▶ **Stored data**:
☆ ☆ ☆
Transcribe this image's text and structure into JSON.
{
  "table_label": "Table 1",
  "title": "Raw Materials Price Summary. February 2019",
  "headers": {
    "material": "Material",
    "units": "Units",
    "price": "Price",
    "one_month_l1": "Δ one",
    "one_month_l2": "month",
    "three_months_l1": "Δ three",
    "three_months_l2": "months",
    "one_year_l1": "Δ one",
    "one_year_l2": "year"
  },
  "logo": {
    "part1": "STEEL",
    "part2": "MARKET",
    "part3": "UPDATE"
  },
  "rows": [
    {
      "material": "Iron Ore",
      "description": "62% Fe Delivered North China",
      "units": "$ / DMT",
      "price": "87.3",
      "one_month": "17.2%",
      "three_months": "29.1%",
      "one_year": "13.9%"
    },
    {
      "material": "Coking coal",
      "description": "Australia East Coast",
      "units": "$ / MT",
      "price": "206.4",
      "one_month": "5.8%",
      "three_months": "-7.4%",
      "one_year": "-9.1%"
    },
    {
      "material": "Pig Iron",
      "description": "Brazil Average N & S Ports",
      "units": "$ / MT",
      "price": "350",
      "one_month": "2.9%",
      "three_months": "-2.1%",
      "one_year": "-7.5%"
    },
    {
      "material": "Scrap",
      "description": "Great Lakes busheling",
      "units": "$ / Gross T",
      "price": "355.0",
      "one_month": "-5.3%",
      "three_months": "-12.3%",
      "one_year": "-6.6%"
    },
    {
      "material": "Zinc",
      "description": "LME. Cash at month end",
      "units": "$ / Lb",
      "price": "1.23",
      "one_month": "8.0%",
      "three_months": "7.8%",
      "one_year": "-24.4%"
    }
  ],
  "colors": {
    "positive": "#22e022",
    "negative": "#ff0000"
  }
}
☆ ☆ ☆
▶ **INSTRUCTIONS FOR THE TASK**: Look through the data and show every line containing "Iron".

▶ **IN RESPONSE**:
      "material": "Iron Ore",
      "material": "Pig Iron",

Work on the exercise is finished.